* [WRITTEN REQUEST]: In the material below, find all lines with the string "text" and copy them.

--

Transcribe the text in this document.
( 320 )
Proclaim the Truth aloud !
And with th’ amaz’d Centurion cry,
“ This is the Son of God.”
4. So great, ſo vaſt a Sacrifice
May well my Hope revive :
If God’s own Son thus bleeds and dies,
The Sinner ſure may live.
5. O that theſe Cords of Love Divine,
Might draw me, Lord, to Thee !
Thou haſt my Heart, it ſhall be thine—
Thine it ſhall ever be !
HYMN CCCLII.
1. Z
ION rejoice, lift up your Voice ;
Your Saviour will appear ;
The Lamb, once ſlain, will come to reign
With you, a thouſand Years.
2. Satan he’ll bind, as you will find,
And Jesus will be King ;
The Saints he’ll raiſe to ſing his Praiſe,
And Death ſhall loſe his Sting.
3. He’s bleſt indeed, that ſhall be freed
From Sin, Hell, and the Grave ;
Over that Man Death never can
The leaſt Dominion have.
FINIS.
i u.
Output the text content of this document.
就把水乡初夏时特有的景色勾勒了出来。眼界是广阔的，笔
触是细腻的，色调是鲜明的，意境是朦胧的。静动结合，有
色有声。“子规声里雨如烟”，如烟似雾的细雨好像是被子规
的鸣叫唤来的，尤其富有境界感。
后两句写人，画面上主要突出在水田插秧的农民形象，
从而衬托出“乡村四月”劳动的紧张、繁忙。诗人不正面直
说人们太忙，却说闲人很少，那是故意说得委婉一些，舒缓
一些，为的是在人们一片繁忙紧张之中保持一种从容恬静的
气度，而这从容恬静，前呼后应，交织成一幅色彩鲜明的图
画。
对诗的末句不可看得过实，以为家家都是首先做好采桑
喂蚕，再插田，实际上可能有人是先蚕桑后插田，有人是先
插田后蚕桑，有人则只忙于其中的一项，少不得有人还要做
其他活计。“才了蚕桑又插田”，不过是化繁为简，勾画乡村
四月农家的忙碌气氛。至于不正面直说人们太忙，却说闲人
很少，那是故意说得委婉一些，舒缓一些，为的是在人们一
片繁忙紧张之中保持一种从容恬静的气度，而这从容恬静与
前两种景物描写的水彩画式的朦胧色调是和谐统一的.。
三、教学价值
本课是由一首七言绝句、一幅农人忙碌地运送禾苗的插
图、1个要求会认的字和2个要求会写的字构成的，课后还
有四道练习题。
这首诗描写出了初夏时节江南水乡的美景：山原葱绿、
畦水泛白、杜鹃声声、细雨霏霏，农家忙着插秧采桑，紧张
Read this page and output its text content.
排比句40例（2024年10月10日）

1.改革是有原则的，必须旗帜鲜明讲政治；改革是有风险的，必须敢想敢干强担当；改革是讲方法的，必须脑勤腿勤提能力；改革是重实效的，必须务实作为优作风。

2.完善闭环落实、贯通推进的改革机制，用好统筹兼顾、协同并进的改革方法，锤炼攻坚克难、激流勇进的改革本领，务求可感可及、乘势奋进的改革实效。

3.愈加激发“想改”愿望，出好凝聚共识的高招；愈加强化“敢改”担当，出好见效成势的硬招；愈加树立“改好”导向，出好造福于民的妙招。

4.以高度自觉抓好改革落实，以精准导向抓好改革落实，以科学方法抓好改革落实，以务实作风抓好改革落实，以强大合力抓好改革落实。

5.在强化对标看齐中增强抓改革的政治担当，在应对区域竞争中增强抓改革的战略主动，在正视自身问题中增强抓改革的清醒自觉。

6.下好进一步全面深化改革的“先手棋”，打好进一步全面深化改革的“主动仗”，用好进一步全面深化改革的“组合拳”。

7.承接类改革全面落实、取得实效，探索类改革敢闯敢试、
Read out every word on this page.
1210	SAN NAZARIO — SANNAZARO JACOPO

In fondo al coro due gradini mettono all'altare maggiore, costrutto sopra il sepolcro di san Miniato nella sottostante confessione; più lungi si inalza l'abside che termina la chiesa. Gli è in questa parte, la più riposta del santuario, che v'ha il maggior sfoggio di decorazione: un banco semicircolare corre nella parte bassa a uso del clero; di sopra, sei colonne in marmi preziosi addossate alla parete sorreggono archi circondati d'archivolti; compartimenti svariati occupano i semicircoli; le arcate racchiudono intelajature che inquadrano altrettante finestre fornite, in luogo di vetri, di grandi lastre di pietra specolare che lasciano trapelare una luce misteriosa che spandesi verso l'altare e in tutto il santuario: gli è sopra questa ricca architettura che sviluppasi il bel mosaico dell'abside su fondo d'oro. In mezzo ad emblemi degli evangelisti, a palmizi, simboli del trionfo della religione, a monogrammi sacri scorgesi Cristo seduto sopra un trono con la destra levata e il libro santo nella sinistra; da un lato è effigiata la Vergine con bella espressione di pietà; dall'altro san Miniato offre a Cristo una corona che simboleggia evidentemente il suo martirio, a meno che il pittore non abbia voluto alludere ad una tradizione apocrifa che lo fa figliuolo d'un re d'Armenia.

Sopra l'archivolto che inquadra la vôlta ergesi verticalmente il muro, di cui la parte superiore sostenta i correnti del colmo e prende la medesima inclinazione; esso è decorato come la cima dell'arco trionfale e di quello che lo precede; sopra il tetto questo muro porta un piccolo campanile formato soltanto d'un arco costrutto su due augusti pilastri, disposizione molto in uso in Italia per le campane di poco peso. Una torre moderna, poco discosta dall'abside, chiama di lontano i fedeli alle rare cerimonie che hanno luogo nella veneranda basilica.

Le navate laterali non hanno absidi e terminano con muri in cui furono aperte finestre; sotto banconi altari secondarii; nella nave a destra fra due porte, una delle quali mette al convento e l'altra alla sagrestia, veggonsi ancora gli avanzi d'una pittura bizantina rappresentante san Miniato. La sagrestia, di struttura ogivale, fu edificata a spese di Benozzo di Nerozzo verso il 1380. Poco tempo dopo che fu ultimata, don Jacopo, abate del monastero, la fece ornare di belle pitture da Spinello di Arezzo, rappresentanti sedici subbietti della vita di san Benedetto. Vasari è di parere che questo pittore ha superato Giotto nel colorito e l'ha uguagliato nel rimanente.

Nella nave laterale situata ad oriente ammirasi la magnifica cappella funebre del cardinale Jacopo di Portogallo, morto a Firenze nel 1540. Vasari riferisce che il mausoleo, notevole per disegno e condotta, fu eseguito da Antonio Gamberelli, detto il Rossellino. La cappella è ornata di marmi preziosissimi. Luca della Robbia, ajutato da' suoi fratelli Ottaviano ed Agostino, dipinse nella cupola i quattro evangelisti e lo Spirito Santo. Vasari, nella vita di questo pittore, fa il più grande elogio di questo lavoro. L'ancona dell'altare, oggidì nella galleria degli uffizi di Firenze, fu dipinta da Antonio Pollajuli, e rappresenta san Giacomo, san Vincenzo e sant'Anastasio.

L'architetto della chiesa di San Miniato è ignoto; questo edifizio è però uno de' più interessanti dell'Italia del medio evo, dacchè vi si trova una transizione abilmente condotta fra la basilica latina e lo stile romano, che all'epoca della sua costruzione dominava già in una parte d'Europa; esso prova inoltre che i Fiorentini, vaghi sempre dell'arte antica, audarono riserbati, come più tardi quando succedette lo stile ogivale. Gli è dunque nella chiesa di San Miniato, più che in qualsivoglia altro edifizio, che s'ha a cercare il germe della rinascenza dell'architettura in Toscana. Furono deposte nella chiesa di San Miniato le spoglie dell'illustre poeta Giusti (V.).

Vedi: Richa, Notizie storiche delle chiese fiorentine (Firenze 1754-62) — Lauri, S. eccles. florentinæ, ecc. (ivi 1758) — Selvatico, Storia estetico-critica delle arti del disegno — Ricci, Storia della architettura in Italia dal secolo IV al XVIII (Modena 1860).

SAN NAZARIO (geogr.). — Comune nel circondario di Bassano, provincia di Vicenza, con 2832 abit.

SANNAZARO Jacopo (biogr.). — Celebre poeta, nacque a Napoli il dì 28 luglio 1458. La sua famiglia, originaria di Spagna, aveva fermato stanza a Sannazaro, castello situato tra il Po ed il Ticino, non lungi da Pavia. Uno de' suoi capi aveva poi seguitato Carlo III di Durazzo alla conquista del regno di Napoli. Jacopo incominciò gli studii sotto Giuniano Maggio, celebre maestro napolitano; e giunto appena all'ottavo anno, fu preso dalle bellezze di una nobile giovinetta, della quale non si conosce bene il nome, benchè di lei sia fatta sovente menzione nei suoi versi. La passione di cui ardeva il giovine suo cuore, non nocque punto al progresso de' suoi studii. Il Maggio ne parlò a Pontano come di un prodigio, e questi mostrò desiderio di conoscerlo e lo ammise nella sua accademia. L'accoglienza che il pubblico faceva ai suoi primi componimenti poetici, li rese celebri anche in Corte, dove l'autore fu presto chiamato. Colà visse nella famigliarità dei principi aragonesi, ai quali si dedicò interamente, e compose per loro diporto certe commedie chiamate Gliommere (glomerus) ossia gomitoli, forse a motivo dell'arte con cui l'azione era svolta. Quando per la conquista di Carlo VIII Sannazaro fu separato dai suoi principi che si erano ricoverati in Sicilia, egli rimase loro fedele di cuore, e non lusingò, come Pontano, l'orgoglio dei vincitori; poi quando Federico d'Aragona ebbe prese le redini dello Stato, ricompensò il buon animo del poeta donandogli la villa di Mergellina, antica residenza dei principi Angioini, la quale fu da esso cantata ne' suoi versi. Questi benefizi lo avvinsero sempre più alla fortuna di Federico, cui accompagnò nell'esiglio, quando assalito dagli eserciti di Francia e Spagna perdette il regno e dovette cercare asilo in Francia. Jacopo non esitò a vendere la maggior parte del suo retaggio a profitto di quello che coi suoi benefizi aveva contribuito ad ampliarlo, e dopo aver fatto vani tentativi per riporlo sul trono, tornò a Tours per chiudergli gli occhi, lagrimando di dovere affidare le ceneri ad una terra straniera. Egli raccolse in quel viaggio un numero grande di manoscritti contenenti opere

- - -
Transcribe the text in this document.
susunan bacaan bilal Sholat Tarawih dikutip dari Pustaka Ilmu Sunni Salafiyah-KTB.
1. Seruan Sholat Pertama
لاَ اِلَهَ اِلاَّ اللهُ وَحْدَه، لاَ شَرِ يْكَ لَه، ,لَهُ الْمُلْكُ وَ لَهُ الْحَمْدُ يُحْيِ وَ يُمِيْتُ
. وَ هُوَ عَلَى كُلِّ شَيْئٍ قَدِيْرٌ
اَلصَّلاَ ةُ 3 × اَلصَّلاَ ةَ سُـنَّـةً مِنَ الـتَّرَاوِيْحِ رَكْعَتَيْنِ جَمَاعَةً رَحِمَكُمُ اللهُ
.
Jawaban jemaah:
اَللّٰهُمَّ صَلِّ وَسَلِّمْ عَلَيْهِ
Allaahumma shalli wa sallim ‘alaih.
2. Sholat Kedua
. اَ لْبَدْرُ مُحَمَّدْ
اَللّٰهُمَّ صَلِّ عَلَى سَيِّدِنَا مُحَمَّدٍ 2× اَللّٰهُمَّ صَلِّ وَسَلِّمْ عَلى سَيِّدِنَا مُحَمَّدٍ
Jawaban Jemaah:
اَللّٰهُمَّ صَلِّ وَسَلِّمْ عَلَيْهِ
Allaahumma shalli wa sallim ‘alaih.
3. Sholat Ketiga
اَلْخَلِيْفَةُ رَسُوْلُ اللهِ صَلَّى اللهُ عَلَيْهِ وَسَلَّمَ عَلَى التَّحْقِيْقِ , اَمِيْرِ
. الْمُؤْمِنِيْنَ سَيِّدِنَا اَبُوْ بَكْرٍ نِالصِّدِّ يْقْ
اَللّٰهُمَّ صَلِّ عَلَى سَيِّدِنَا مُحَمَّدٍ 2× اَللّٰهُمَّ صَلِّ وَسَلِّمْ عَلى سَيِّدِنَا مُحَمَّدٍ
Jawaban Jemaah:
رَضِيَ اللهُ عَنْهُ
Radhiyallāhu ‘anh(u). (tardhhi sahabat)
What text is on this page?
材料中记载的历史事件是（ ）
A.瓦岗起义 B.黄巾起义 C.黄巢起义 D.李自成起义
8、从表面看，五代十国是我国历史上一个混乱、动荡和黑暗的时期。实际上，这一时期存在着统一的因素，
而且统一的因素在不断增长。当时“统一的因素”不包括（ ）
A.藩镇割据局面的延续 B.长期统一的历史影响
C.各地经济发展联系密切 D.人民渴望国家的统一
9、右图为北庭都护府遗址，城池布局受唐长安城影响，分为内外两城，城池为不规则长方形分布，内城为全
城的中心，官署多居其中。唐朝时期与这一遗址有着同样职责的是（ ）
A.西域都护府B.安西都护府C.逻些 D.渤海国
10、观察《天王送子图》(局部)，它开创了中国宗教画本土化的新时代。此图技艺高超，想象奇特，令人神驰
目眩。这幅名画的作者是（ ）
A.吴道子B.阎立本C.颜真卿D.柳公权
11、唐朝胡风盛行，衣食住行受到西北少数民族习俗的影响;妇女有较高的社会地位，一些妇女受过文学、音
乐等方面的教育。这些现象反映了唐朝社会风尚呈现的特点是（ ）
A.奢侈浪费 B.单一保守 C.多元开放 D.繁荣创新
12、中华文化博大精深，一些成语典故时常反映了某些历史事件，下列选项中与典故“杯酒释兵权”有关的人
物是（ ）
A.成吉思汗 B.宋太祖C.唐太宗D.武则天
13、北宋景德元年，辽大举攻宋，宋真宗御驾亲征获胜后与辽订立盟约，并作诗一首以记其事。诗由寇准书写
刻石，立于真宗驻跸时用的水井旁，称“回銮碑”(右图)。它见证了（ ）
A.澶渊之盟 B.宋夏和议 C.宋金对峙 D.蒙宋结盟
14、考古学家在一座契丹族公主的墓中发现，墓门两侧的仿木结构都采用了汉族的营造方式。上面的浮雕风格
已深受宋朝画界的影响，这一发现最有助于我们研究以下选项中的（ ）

--

* [REPLY]:
Transcribe the text in this document.
Output the text content of this document.
Read this page and output its text content.
Transcribe the text in this document.
What text is on this page?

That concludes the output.